*** DATA ROWS ***

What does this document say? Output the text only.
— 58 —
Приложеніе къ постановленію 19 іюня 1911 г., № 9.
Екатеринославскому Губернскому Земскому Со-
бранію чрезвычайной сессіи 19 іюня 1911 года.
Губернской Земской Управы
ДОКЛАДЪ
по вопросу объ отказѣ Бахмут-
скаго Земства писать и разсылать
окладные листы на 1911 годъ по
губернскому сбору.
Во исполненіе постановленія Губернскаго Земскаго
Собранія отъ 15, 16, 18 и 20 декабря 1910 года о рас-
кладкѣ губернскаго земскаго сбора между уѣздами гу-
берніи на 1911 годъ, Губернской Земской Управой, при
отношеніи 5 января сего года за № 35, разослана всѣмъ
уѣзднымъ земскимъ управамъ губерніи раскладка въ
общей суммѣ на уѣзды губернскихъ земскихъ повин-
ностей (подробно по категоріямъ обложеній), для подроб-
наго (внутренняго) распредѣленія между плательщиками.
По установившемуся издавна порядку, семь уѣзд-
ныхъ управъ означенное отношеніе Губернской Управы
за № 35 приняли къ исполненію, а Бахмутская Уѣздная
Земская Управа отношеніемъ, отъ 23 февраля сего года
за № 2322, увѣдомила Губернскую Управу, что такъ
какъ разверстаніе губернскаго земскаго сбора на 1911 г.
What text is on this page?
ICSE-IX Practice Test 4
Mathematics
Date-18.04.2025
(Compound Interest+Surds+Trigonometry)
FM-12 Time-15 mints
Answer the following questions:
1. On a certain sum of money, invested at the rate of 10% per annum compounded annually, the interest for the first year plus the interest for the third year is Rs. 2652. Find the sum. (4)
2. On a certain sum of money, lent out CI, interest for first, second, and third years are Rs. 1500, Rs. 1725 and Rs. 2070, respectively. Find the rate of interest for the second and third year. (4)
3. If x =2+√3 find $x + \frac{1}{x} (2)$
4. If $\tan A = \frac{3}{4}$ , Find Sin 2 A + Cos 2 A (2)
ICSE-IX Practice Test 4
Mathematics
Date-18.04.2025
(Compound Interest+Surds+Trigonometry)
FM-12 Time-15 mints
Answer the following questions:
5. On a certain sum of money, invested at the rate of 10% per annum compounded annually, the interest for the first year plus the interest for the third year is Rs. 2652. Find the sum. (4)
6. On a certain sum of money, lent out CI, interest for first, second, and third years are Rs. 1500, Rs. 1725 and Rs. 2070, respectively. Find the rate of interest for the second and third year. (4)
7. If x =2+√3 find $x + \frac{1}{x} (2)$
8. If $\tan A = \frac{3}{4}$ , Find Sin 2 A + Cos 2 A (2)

***

#### [WRITTEN EXERCISE]
Copy out each record, keeping every word as it is.

#### [TASK ANSWER]
What does this document say? Output the text only.
— 58 —
Приложеніе къ постановленію 19 іюня 1911 г., № 9.
Екатеринославскому Губернскому Земскому Со-
бранію чрезвычайной сессіи 19 іюня 1911 года.
Губернской Земской Управы
ДОКЛАДЪ
по вопросу объ отказѣ Бахмут-
скаго Земства писать и разсылать
окладные листы на 1911 годъ по
губернскому сбору.
Во исполненіе постановленія Губернскаго Земскаго
Собранія отъ 15, 16, 18 и 20 декабря 1910 года о рас-
кладкѣ губернскаго земскаго сбора между уѣздами гу-
берніи на 1911 годъ, Губернской Земской Управой, при
отношеніи 5 января сего года за № 35, разослана всѣмъ
уѣзднымъ земскимъ управамъ губерніи раскладка въ
общей суммѣ на уѣзды губернскихъ земскихъ повин-
ностей (подробно по категоріямъ обложеній), для подроб-
наго (внутренняго) распредѣленія между плательщиками.
По установившемуся издавна порядку, семь уѣзд-
ныхъ управъ означенное отношеніе Губернской Управы
за № 35 приняли къ исполненію, а Бахмутская Уѣздная
Земская Управа отношеніемъ, отъ 23 февраля сего года
за № 2322, увѣдомила Губернскую Управу, что такъ
какъ разверстаніе губернскаго земскаго сбора на 1911 г.
What text is on this page?
ICSE-IX Practice Test 4
Mathematics
Date-18.04.2025
(Compound Interest+Surds+Trigonometry)
FM-12 Time-15 mints
Answer the following questions:
1. On a certain sum of money, invested at the rate of 10% per annum compounded annually, the interest for the first year plus the interest for the third year is Rs. 2652. Find the sum. (4)
2. On a certain sum of money, lent out CI, interest for first, second, and third years are Rs. 1500, Rs. 1725 and Rs. 2070, respectively. Find the rate of interest for the second and third year. (4)
3. If x =2+√3 find $x + \frac{1}{x} (2)$
4. If $\tan A = \frac{3}{4}$ , Find Sin 2 A + Cos 2 A (2)
ICSE-IX Practice Test 4
Mathematics
Date-18.04.2025
(Compound Interest+Surds+Trigonometry)
FM-12 Time-15 mints
Answer the following questions:
5. On a certain sum of money, invested at the rate of 10% per annum compounded annually, the interest for the first year plus the interest for the third year is Rs. 2652. Find the sum. (4)
6. On a certain sum of money, lent out CI, interest for first, second, and third years are Rs. 1500, Rs. 1725 and Rs. 2070, respectively. Find the rate of interest for the second and third year. (4)
7. If x =2+√3 find $x + \frac{1}{x} (2)$
8. If $\tan A = \frac{3}{4}$ , Find Sin 2 A + Cos 2 A (2)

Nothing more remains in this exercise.